- _What needs to be done_
List every line in this data where the string "chubby" occurs.

- _Records about charts and figures_
(begin)

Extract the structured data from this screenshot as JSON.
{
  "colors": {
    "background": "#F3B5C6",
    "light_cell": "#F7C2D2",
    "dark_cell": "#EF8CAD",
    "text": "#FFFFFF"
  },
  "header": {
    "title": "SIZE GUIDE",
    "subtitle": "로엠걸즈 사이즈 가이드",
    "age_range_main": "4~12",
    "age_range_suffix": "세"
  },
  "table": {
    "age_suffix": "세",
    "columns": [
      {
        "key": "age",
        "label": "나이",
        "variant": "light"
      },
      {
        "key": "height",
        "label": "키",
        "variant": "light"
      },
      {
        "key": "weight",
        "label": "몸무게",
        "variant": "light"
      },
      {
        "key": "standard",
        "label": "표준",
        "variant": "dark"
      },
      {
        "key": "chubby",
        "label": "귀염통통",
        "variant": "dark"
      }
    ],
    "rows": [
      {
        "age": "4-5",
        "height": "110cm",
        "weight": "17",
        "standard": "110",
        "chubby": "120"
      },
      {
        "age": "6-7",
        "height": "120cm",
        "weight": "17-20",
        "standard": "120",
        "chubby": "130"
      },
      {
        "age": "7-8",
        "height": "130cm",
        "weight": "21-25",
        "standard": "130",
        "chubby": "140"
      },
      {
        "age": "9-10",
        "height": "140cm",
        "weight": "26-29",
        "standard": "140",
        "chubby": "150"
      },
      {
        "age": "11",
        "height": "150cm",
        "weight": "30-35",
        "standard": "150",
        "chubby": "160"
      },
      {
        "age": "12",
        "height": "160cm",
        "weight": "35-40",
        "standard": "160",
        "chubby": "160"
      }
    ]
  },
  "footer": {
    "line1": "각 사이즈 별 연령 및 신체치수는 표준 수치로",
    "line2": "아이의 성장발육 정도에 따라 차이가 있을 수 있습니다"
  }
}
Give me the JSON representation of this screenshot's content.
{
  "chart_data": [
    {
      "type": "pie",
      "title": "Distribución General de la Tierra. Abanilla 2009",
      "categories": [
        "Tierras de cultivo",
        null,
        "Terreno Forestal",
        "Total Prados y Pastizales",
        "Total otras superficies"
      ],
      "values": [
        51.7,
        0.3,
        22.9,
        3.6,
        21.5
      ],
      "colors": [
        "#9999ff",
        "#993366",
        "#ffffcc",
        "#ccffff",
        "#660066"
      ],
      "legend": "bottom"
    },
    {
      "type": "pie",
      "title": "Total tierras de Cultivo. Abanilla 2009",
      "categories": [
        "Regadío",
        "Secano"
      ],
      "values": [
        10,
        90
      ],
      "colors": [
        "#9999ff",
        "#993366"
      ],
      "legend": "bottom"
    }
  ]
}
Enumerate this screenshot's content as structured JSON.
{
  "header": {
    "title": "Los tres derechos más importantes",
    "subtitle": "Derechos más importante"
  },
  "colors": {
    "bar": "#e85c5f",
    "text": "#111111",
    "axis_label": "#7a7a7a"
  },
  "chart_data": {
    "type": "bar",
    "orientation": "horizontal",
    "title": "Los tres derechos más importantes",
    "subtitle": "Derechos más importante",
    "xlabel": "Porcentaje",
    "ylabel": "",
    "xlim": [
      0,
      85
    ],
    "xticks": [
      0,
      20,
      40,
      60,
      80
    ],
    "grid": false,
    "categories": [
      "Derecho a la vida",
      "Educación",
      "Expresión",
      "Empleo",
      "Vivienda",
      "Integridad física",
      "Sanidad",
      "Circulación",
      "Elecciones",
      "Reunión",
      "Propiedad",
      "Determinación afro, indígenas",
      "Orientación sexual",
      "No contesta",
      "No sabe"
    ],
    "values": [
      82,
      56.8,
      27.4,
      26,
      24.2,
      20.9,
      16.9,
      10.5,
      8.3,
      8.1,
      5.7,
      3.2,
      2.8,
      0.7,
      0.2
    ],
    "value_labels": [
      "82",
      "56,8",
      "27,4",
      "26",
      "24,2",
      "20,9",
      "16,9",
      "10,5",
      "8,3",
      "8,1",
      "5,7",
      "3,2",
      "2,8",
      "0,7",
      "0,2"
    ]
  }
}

(end)

- _Problem solution_
        "key": "chubby",
        "chubby": "120"
        "chubby": "130"
        "chubby": "140"
        "chubby": "150"
        "chubby": "160"
        "chubby": "160"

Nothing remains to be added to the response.